[Stored entries]
## BEGIN

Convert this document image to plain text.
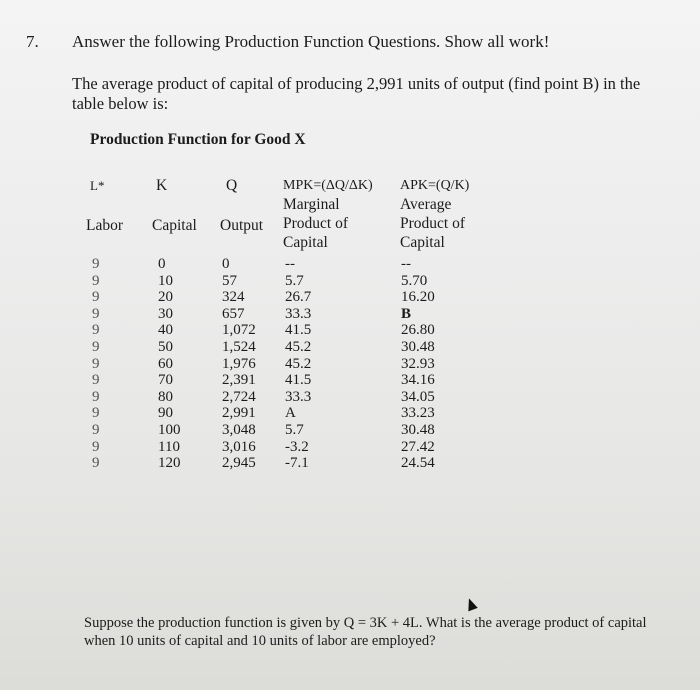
7. Answer the following Production Function Questions. Show all work!
The average product of capital of producing 2,991 units of output (find point B) in the table below is:
Production Function for Good X
L*
Labor
K
Capital
Q
Output
MPK=(ΔQ/ΔK)
Marginal
Product of
Capital
APK=(Q/K)
Average
Product of
Capital
9
9
9
9
9
9
9
9
9
9
9
9
9
0
10
20
30
40
50
60
70
80
90
100
110
120
0
57
324
657
1,072
1,524
1,976
2,391
2,724
2,991
3,048
3,016
2,945
--
5.7
26.7
33.3
41.5
45.2
45.2
41.5
33.3
A
5.7
-3.2
-7.1
--
5.70
16.20
B
26.80
30.48
32.93
34.16
34.05
33.23
30.48
27.42
24.54
Suppose the production function is given by Q = 3K + 4L. What is the average product of capital when 10 units of capital and 10 units of labor are employed?
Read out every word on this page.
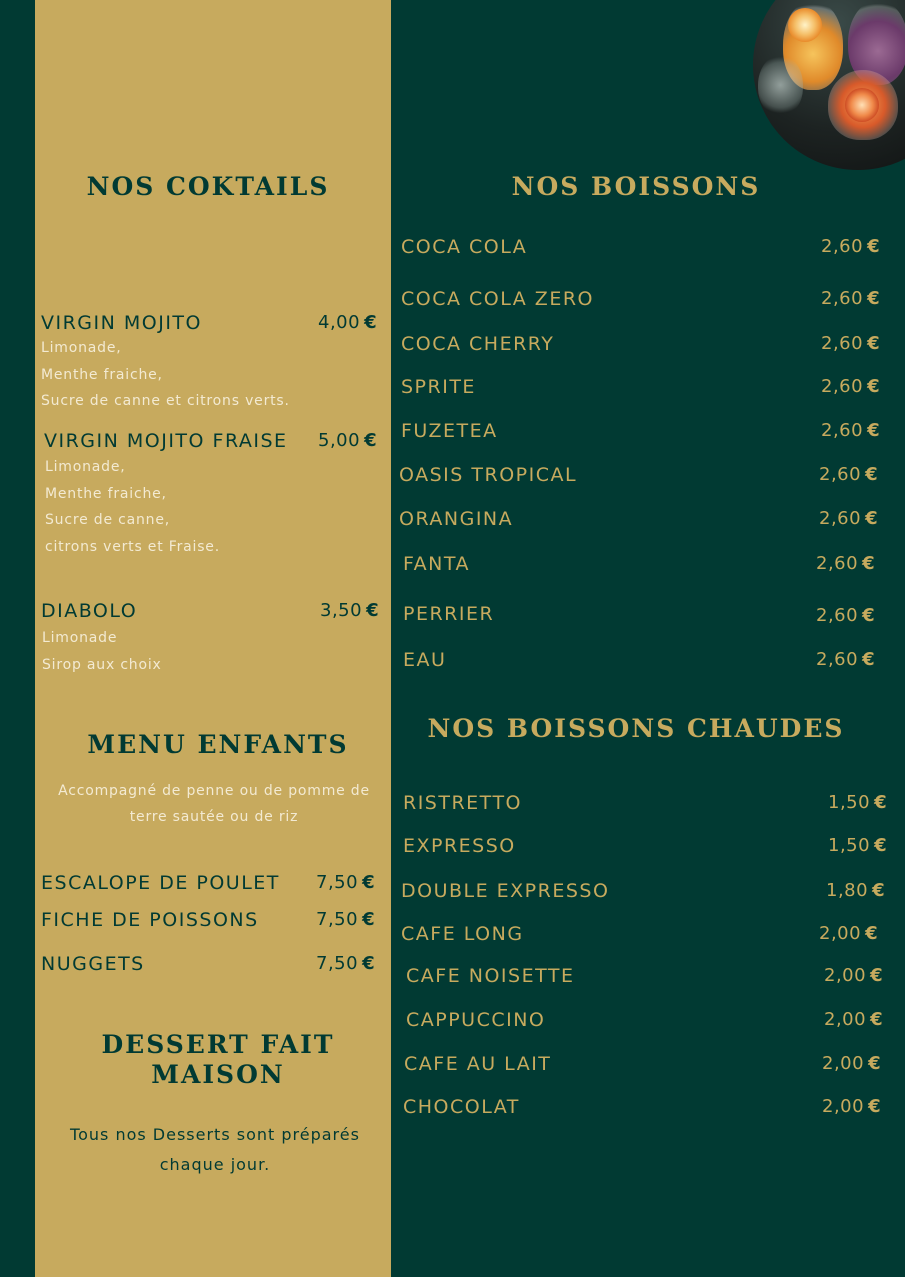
NOS COKTAILS
VIRGIN MOJITO	4,00 €
Limonade,
Menthe fraiche,
Sucre de canne et citrons verts.
VIRGIN MOJITO FRAISE 5,00 €
Limonade,
Menthe fraiche,
Sucre de canne,
citrons verts et Fraise.
DIABOLO	3,50 €
Limonade
Sirop aux choix
MENU ENFANTS
Accompagné de penne ou de pomme de terre sautée ou de riz
ESCALOPE DE POULET 7,50 €
FICHE DE POISSONS	7,50 €
NUGGETS	7,50 €
DESSERT FAIT
MAISON
Tous nos Desserts sont préparés
chaque jour.
NOS BOISSONS
COCA COLA	2,60 €
COCA COLA ZERO	2,60 €
COCA CHERRY	2,60 €
SPRITE	2,60 €
FUZETEA	2,60 €
OASIS TROPICAL	2,60 €
ORANGINA	2,60 €
FANTA	2,60 €
PERRIER	2,60 €
EAU	2,60 €
NOS BOISSONS CHAUDES
RISTRETTO	1,50 €
EXPRESSO	1,50 €
DOUBLE EXPRESSO	1,80 €
CAFE LONG	2,00 €
CAFE NOISETTE	2,00 €
CAPPUCCINO	2,00 €
CAFE AU LAIT	2,00 €
CHOCOLAT	2,00 €
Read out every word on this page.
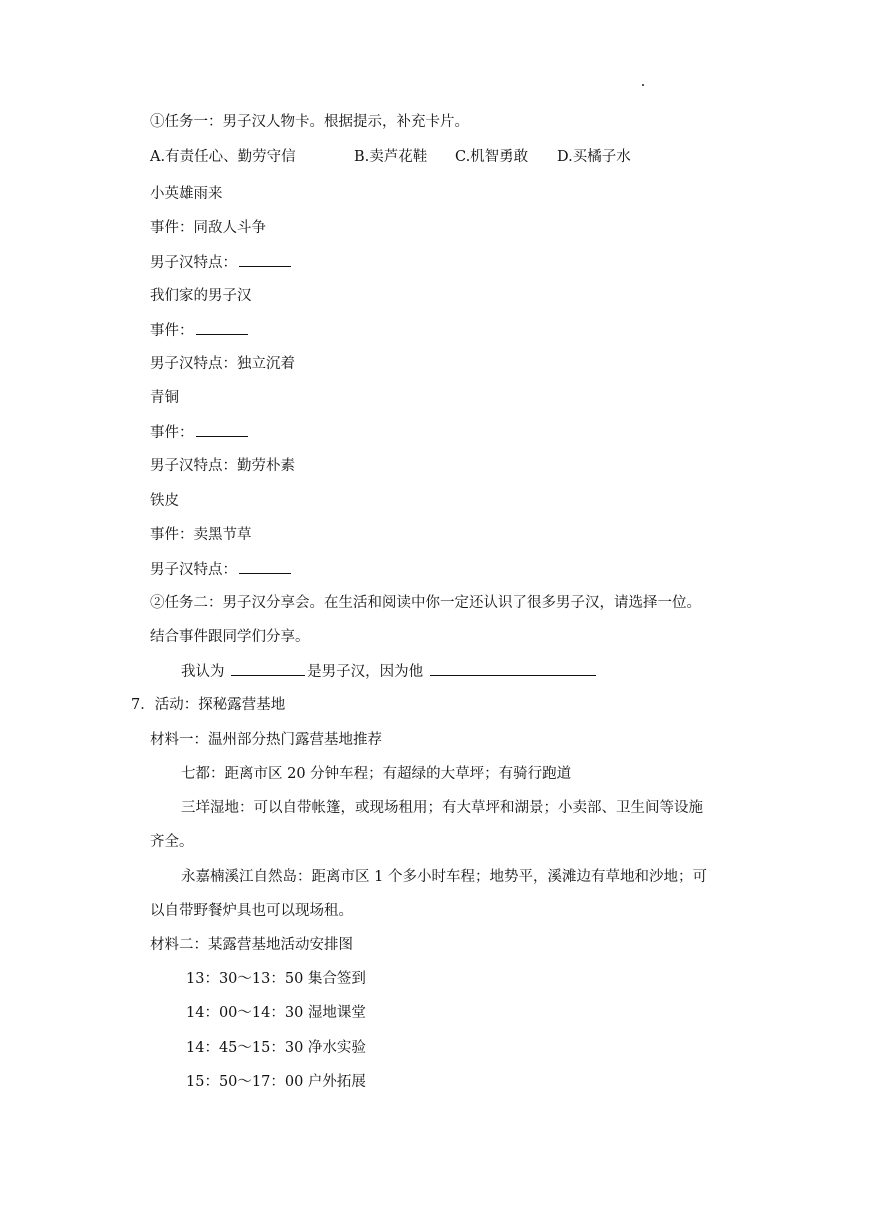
①任务一：男子汉人物卡。根据提示，补充卡片。
A.有责任心、勤劳守信	B.卖芦花鞋 C.机智勇敢 D.买橘子水
小英雄雨来
事件：同敌人斗争
男子汉特点：
我们家的男子汉
事件：
男子汉特点：独立沉着
青铜
事件：
男子汉特点：勤劳朴素
铁皮
事件：卖黑节草
男子汉特点：
②任务二：男子汉分享会。在生活和阅读中你一定还认识了很多男子汉，请选择一位。
结合事件跟同学们分享。
我认为	是男子汉，因为他
7．活动：探秘露营基地
材料一：温州部分热门露营基地推荐
七都：距离市区 20 分钟车程；有超绿的大草坪；有骑行跑道
三垟湿地：可以自带帐篷，或现场租用；有大草坪和湖景；小卖部、卫生间等设施
齐全。
永嘉楠溪江自然岛：距离市区 1 个多小时车程；地势平，溪滩边有草地和沙地；可
以自带野餐炉具也可以现场租。
材料二：某露营基地活动安排图
13：30～13：50 集合签到
14：00～14：30 湿地课堂
14：45～15：30 净水实验
15：50～17：00 户外拓展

## END

* What you should do
Go through the listing above and pull out each line containing the word "citrons".

* Response to the exercise
Sucre de canne et citrons verts.
citrons verts et Fraise.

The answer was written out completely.